Written exercise
Leave out the pictures and copy everything else below exactly.

Start of Recorded information

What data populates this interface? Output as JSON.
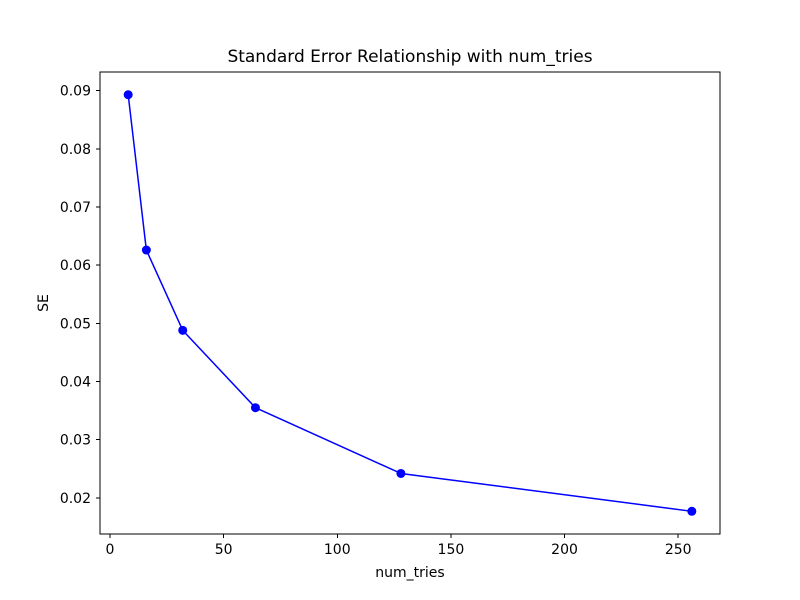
{
  "figure": {
    "background": "#ffffff",
    "spine_color": "#000000",
    "text_color": "#000000"
  },
  "chart_data": {
    "type": "line",
    "title": "Standard Error Relationship with num_tries",
    "xlabel": "num_tries",
    "ylabel": "SE",
    "series": [
      {
        "name": "SE",
        "x": [
          8,
          16,
          32,
          64,
          128,
          256
        ],
        "y": [
          0.0893,
          0.0626,
          0.0488,
          0.0355,
          0.0242,
          0.0177
        ],
        "color": "#0000ff",
        "marker": "circle",
        "marker_size": 4.5,
        "line_width": 1.5
      }
    ],
    "xlim": [
      -4.4,
      268.4
    ],
    "ylim": [
      0.0138,
      0.0932
    ],
    "xticks": {
      "values": [
        0,
        50,
        100,
        150,
        200,
        250
      ],
      "labels": [
        "0",
        "50",
        "100",
        "150",
        "200",
        "250"
      ]
    },
    "yticks": {
      "values": [
        0.02,
        0.03,
        0.04,
        0.05,
        0.06,
        0.07,
        0.08,
        0.09
      ],
      "labels": [
        "0.02",
        "0.03",
        "0.04",
        "0.05",
        "0.06",
        "0.07",
        "0.08",
        "0.09"
      ]
    },
    "grid": false,
    "legend_position": "none"
  }
}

End of Recorded information

Full answer
What data populates this interface? Output as JSON.
{
  "figure": {
    "background": "#ffffff",
    "spine_color": "#000000",
    "text_color": "#000000"
  },
  "chart_data": {
    "type": "line",
    "title": "Standard Error Relationship with num_tries",
    "xlabel": "num_tries",
    "ylabel": "SE",
    "series": [
      {
        "name": "SE",
        "x": [
          8,
          16,
          32,
          64,
          128,
          256
        ],
        "y": [
          0.0893,
          0.0626,
          0.0488,
          0.0355,
          0.0242,
          0.0177
        ],
        "color": "#0000ff",
        "marker": "circle",
        "marker_size": 4.5,
        "line_width": 1.5
      }
    ],
    "xlim": [
      -4.4,
      268.4
    ],
    "ylim": [
      0.0138,
      0.0932
    ],
    "xticks": {
      "values": [
        0,
        50,
        100,
        150,
        200,
        250
      ],
      "labels": [
        "0",
        "50",
        "100",
        "150",
        "200",
        "250"
      ]
    },
    "yticks": {
      "values": [
        0.02,
        0.03,
        0.04,
        0.05,
        0.06,
        0.07,
        0.08,
        0.09
      ],
      "labels": [
        "0.02",
        "0.03",
        "0.04",
        "0.05",
        "0.06",
        "0.07",
        "0.08",
        "0.09"
      ]
    },
    "grid": false,
    "legend_position": "none"
  }
}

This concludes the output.